> _What is required_
Output each line exactly as it appears, skipping any embedded picture.

--- START ---

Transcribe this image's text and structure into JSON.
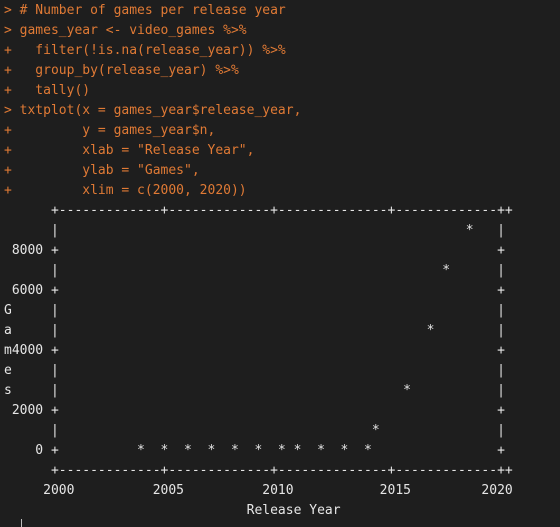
{
  "console": {
    "command_lines": [
      "> # Number of games per release year",
      "> games_year <- video_games %>%",
      "+   filter(!is.na(release_year)) %>%",
      "+   group_by(release_year) %>%",
      "+   tally()",
      "> txtplot(x = games_year$release_year,",
      "+         y = games_year$n,",
      "+         xlab = \"Release Year\",",
      "+         ylab = \"Games\",",
      "+         xlim = c(2000, 2020))"
    ],
    "plot_lines": [
      "      +-------------+-------------+--------------+-------------++",
      "      |                                                    *   |",
      " 8000 +                                                        +",
      "      |                                                 *      |",
      " 6000 +                                                        +",
      "G     |                                                        |",
      "a     |                                               *        |",
      "m4000 +                                                        +",
      "e     |                                                        |",
      "s     |                                            *           |",
      " 2000 +                                                        +",
      "      |                                        *               |",
      "    0 +          *  *  *  *  *  *  * *  *  *  *                +",
      "      +-------------+-------------+--------------+-------------++",
      "     2000          2005          2010           2015         2020",
      "                               Release Year"
    ],
    "colors": {
      "background": "#1e1e1e",
      "command_text": "#e07a35",
      "output_text": "#e6e6e6"
    }
  },
  "chart_data": {
    "type": "scatter",
    "xlabel": "Release Year",
    "ylabel": "Games",
    "xlim": [
      2000,
      2020
    ],
    "ylim": [
      0,
      9000
    ],
    "x_ticks": [
      2000,
      2005,
      2010,
      2015,
      2020
    ],
    "y_ticks": [
      0,
      2000,
      4000,
      6000,
      8000
    ],
    "x": [
      2004,
      2005,
      2006,
      2007,
      2008,
      2009,
      2010,
      2011,
      2012,
      2013,
      2014,
      2015,
      2016,
      2017,
      2018
    ],
    "y": [
      0,
      0,
      0,
      0,
      0,
      0,
      0,
      0,
      0,
      0,
      800,
      2800,
      5800,
      7000,
      8600
    ]
  }
}
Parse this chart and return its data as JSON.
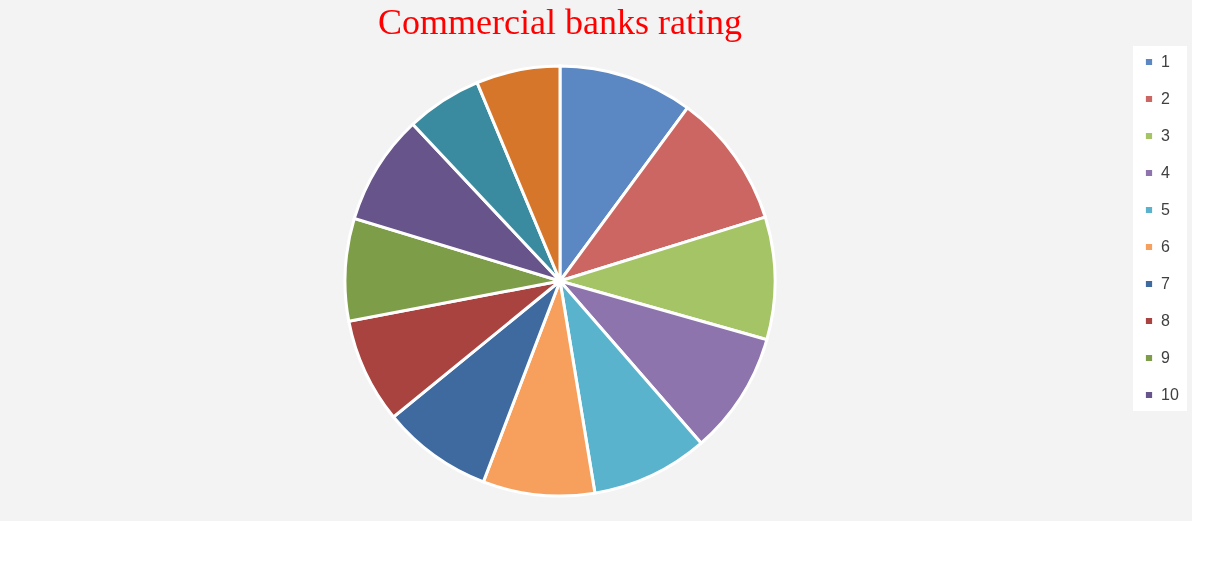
{
  "chart_data": {
    "type": "pie",
    "title": "Commercial banks rating",
    "categories": [
      "1",
      "2",
      "3",
      "4",
      "5",
      "6",
      "7",
      "8",
      "9",
      "10",
      null,
      null
    ],
    "values": [
      10.1,
      10.1,
      9.2,
      9.2,
      8.8,
      8.4,
      8.3,
      7.9,
      7.7,
      8.3,
      5.7,
      6.3
    ],
    "colors": [
      "#5b87c2",
      "#cc6662",
      "#a5c466",
      "#8d74ad",
      "#5ab3cc",
      "#f7a05e",
      "#3f6aa0",
      "#a8433f",
      "#7e9d49",
      "#67548a",
      "#3a8b9f",
      "#d6762a"
    ],
    "legend": "right"
  }
}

--- END ---

> _Solution for this problem_
Transcribe this image's text and structure into JSON.
{
  "console": {
    "command_lines": [
      "> # Number of games per release year",
      "> games_year <- video_games %>%",
      "+   filter(!is.na(release_year)) %>%",
      "+   group_by(release_year) %>%",
      "+   tally()",
      "> txtplot(x = games_year$release_year,",
      "+         y = games_year$n,",
      "+         xlab = \"Release Year\",",
      "+         ylab = \"Games\",",
      "+         xlim = c(2000, 2020))"
    ],
    "plot_lines": [
      "      +-------------+-------------+--------------+-------------++",
      "      |                                                    *   |",
      " 8000 +                                                        +",
      "      |                                                 *      |",
      " 6000 +                                                        +",
      "G     |                                                        |",
      "a     |                                               *        |",
      "m4000 +                                                        +",
      "e     |                                                        |",
      "s     |                                            *           |",
      " 2000 +                                                        +",
      "      |                                        *               |",
      "    0 +          *  *  *  *  *  *  * *  *  *  *                +",
      "      +-------------+-------------+--------------+-------------++",
      "     2000          2005          2010           2015         2020",
      "                               Release Year"
    ],
    "colors": {
      "background": "#1e1e1e",
      "command_text": "#e07a35",
      "output_text": "#e6e6e6"
    }
  },
  "chart_data": {
    "type": "scatter",
    "xlabel": "Release Year",
    "ylabel": "Games",
    "xlim": [
      2000,
      2020
    ],
    "ylim": [
      0,
      9000
    ],
    "x_ticks": [
      2000,
      2005,
      2010,
      2015,
      2020
    ],
    "y_ticks": [
      0,
      2000,
      4000,
      6000,
      8000
    ],
    "x": [
      2004,
      2005,
      2006,
      2007,
      2008,
      2009,
      2010,
      2011,
      2012,
      2013,
      2014,
      2015,
      2016,
      2017,
      2018
    ],
    "y": [
      0,
      0,
      0,
      0,
      0,
      0,
      0,
      0,
      0,
      0,
      800,
      2800,
      5800,
      7000,
      8600
    ]
  }
}
Parse this chart and return its data as JSON.
{
  "chart_data": {
    "type": "pie",
    "title": "Commercial banks rating",
    "categories": [
      "1",
      "2",
      "3",
      "4",
      "5",
      "6",
      "7",
      "8",
      "9",
      "10",
      null,
      null
    ],
    "values": [
      10.1,
      10.1,
      9.2,
      9.2,
      8.8,
      8.4,
      8.3,
      7.9,
      7.7,
      8.3,
      5.7,
      6.3
    ],
    "colors": [
      "#5b87c2",
      "#cc6662",
      "#a5c466",
      "#8d74ad",
      "#5ab3cc",
      "#f7a05e",
      "#3f6aa0",
      "#a8433f",
      "#7e9d49",
      "#67548a",
      "#3a8b9f",
      "#d6762a"
    ],
    "legend": "right"
  }
}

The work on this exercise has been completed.